═══ MATERIAL PROVIDED ═══
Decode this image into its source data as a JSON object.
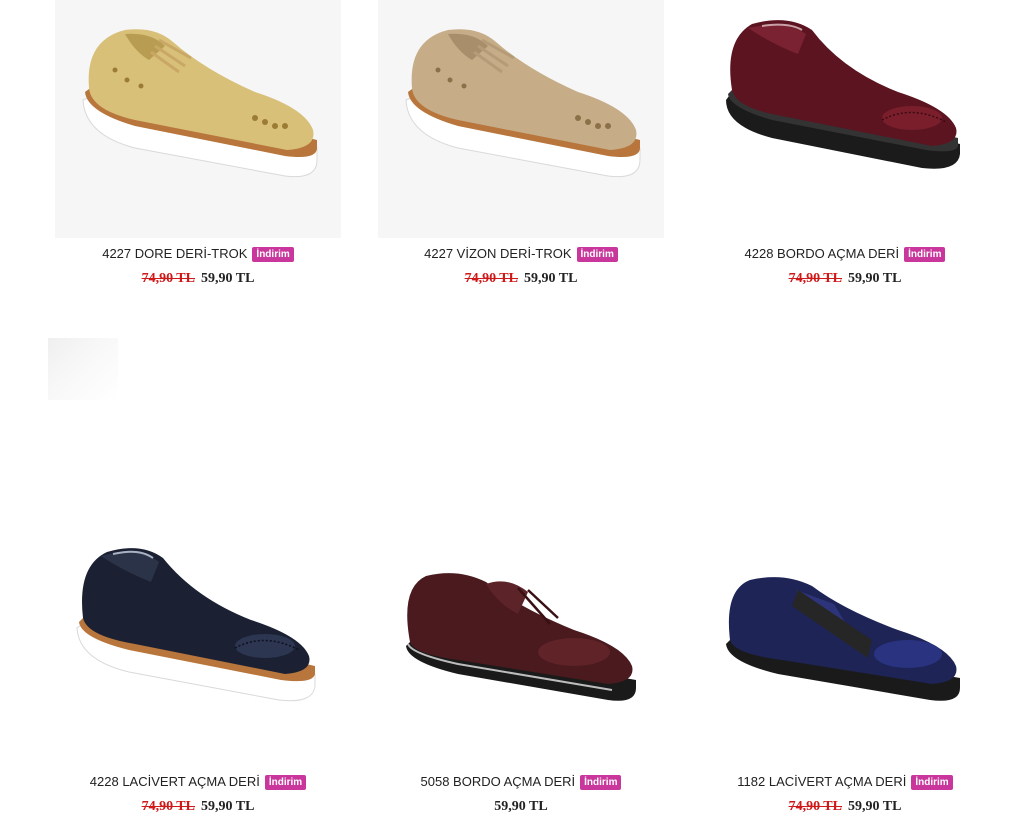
{
  "products": [
    {
      "name": "4227 DORE DERİ-TROK",
      "badge": "İndirim",
      "old_price": "74,90 TL",
      "price": "59,90 TL",
      "color": "#d4b86a"
    },
    {
      "name": "4227 VİZON DERİ-TROK",
      "badge": "İndirim",
      "old_price": "74,90 TL",
      "price": "59,90 TL",
      "color": "#c1a684"
    },
    {
      "name": "4228 BORDO AÇMA DERİ",
      "badge": "İndirim",
      "old_price": "74,90 TL",
      "price": "59,90 TL",
      "color": "#5e1520"
    },
    {
      "name": "4228 LACİVERT AÇMA DERİ",
      "badge": "İndirim",
      "old_price": "74,90 TL",
      "price": "59,90 TL",
      "color": "#1d2233"
    },
    {
      "name": "5058 BORDO AÇMA DERİ",
      "badge": "İndirim",
      "old_price": "",
      "price": "59,90 TL",
      "color": "#4b1c20"
    },
    {
      "name": "1182 LACİVERT AÇMA DERİ",
      "badge": "İndirim",
      "old_price": "74,90 TL",
      "price": "59,90 TL",
      "color": "#1c2350"
    }
  ],
  "colors": {
    "badge": "#c9369c",
    "old_price": "#d01818",
    "text": "#222222"
  }
}
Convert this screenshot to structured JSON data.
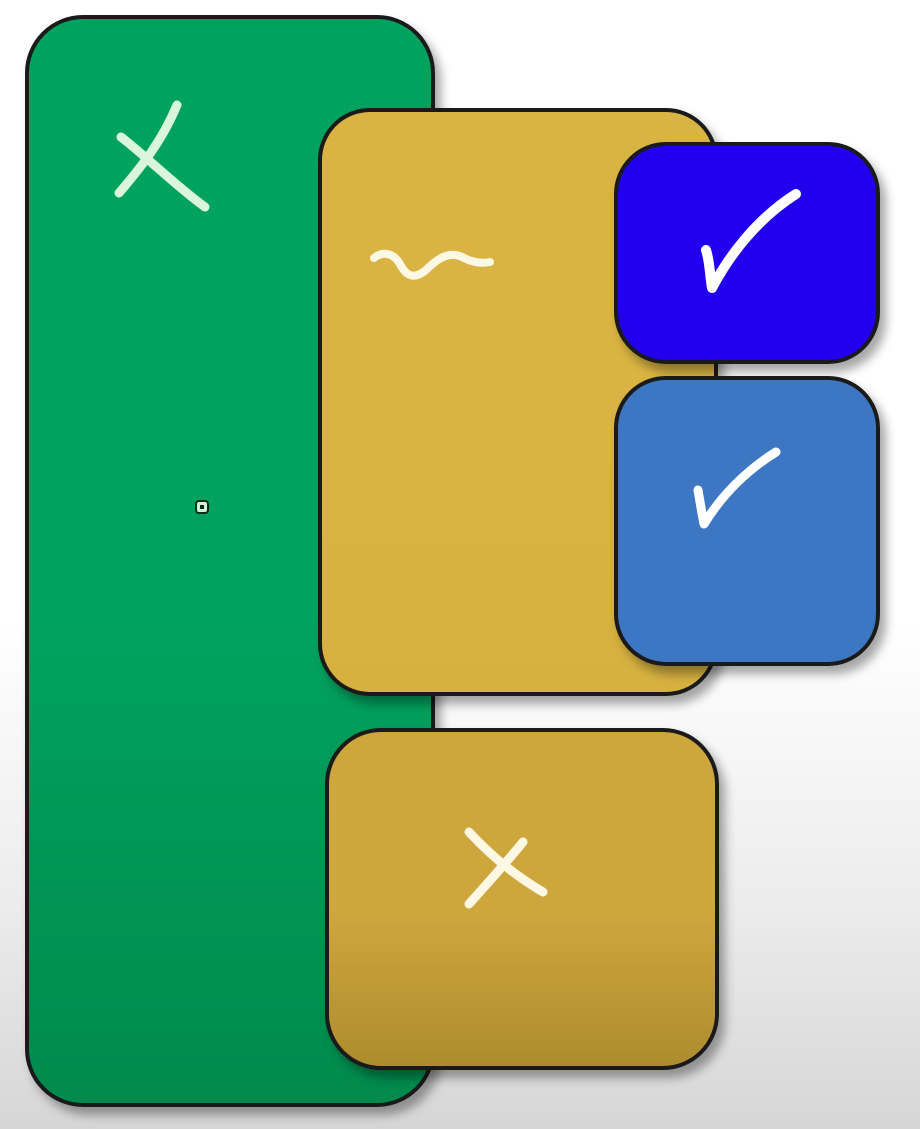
{
  "colors": {
    "background": "#ffffff",
    "outline": "#1a1a1a",
    "green_top": "#00a35e",
    "green_bottom": "#008a4c",
    "gold_top": "#d9b442",
    "gold_bottom": "#b8952f",
    "blue_dark": "#2200ee",
    "blue_light": "#3d77c4",
    "mark_light": "#d9f5dc",
    "mark_cream": "#fdf8e4",
    "mark_white": "#ffffff"
  },
  "boxes": [
    {
      "id": "green",
      "fill_top": "#00a35e",
      "fill_bottom": "#008a4c",
      "mark": "cross-icon"
    },
    {
      "id": "gold-top",
      "fill_top": "#d9b442",
      "fill_bottom": "#d6b140",
      "mark": "squiggle-icon"
    },
    {
      "id": "blue-dark",
      "fill_top": "#2200ee",
      "fill_bottom": "#2200ee",
      "mark": "check-icon"
    },
    {
      "id": "blue-light",
      "fill_top": "#3d77c4",
      "fill_bottom": "#3d77c4",
      "mark": "check-icon"
    },
    {
      "id": "gold-bottom",
      "fill_top": "#cda63c",
      "fill_bottom": "#ae8c2e",
      "mark": "cross-icon"
    }
  ]
}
═══
● **DIRECTIONS FOR THIS TASK**
Every line that holds the word "data" should be extracted.

● **WRITTEN ANSWER**
Decode this image into its source data as a JSON object.
Convert this screenshot to structured JSON data.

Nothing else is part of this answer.